## Begin

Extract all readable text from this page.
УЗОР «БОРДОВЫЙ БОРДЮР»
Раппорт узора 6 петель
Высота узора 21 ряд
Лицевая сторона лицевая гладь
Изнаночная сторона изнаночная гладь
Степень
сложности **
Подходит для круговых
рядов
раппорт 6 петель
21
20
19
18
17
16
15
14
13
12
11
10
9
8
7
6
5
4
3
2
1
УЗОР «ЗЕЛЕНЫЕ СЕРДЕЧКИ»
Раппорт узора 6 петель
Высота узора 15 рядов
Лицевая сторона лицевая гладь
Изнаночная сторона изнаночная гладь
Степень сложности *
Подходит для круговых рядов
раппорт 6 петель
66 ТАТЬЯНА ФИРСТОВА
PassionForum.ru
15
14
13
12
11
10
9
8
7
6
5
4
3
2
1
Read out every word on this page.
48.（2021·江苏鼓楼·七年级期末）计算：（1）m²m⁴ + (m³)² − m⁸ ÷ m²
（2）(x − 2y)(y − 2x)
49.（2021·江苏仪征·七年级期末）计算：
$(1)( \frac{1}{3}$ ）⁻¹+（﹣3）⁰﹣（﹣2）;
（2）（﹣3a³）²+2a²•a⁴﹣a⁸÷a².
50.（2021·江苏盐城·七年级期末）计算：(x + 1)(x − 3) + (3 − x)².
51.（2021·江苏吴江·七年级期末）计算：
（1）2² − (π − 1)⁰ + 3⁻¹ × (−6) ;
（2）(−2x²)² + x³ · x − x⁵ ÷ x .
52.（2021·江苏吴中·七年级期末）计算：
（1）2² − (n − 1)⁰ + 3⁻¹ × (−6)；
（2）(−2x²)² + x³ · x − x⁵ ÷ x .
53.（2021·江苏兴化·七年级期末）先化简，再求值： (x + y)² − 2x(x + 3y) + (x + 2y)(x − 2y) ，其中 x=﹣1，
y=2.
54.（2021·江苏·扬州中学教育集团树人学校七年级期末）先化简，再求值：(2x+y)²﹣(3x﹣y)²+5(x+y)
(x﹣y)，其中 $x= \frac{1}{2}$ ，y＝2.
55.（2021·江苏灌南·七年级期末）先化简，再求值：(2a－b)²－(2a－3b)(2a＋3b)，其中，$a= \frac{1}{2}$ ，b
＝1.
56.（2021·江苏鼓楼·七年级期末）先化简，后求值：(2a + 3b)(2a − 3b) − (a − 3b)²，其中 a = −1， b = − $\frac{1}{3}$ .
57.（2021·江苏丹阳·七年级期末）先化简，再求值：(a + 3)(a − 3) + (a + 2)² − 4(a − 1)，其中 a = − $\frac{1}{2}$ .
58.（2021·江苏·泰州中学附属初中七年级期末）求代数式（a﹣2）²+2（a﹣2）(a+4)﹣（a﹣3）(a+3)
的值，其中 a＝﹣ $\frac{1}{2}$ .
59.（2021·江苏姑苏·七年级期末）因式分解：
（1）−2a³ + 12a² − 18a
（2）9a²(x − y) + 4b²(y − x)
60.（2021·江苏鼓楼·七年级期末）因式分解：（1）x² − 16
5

## End

*STATED EXERCISE*
Quote all of the entries exactly as they appear.

*REPLY*
Extract all readable text from this page.
УЗОР «БОРДОВЫЙ БОРДЮР»
Раппорт узора 6 петель
Высота узора 21 ряд
Лицевая сторона лицевая гладь
Изнаночная сторона изнаночная гладь
Степень
сложности **
Подходит для круговых
рядов
раппорт 6 петель
21
20
19
18
17
16
15
14
13
12
11
10
9
8
7
6
5
4
3
2
1
УЗОР «ЗЕЛЕНЫЕ СЕРДЕЧКИ»
Раппорт узора 6 петель
Высота узора 15 рядов
Лицевая сторона лицевая гладь
Изнаночная сторона изнаночная гладь
Степень сложности *
Подходит для круговых рядов
раппорт 6 петель
66 ТАТЬЯНА ФИРСТОВА
PassionForum.ru
15
14
13
12
11
10
9
8
7
6
5
4
3
2
1
Read out every word on this page.
48.（2021·江苏鼓楼·七年级期末）计算：（1）m²m⁴ + (m³)² − m⁸ ÷ m²
（2）(x − 2y)(y − 2x)
49.（2021·江苏仪征·七年级期末）计算：
$(1)( \frac{1}{3}$ ）⁻¹+（﹣3）⁰﹣（﹣2）;
（2）（﹣3a³）²+2a²•a⁴﹣a⁸÷a².
50.（2021·江苏盐城·七年级期末）计算：(x + 1)(x − 3) + (3 − x)².
51.（2021·江苏吴江·七年级期末）计算：
（1）2² − (π − 1)⁰ + 3⁻¹ × (−6) ;
（2）(−2x²)² + x³ · x − x⁵ ÷ x .
52.（2021·江苏吴中·七年级期末）计算：
（1）2² − (n − 1)⁰ + 3⁻¹ × (−6)；
（2）(−2x²)² + x³ · x − x⁵ ÷ x .
53.（2021·江苏兴化·七年级期末）先化简，再求值： (x + y)² − 2x(x + 3y) + (x + 2y)(x − 2y) ，其中 x=﹣1，
y=2.
54.（2021·江苏·扬州中学教育集团树人学校七年级期末）先化简，再求值：(2x+y)²﹣(3x﹣y)²+5(x+y)
(x﹣y)，其中 $x= \frac{1}{2}$ ，y＝2.
55.（2021·江苏灌南·七年级期末）先化简，再求值：(2a－b)²－(2a－3b)(2a＋3b)，其中，$a= \frac{1}{2}$ ，b
＝1.
56.（2021·江苏鼓楼·七年级期末）先化简，后求值：(2a + 3b)(2a − 3b) − (a − 3b)²，其中 a = −1， b = − $\frac{1}{3}$ .
57.（2021·江苏丹阳·七年级期末）先化简，再求值：(a + 3)(a − 3) + (a + 2)² − 4(a − 1)，其中 a = − $\frac{1}{2}$ .
58.（2021·江苏·泰州中学附属初中七年级期末）求代数式（a﹣2）²+2（a﹣2）(a+4)﹣（a﹣3）(a+3)
的值，其中 a＝﹣ $\frac{1}{2}$ .
59.（2021·江苏姑苏·七年级期末）因式分解：
（1）−2a³ + 12a² − 18a
（2）9a²(x − y) + 4b²(y − x)
60.（2021·江苏鼓楼·七年级期末）因式分解：（1）x² − 16
5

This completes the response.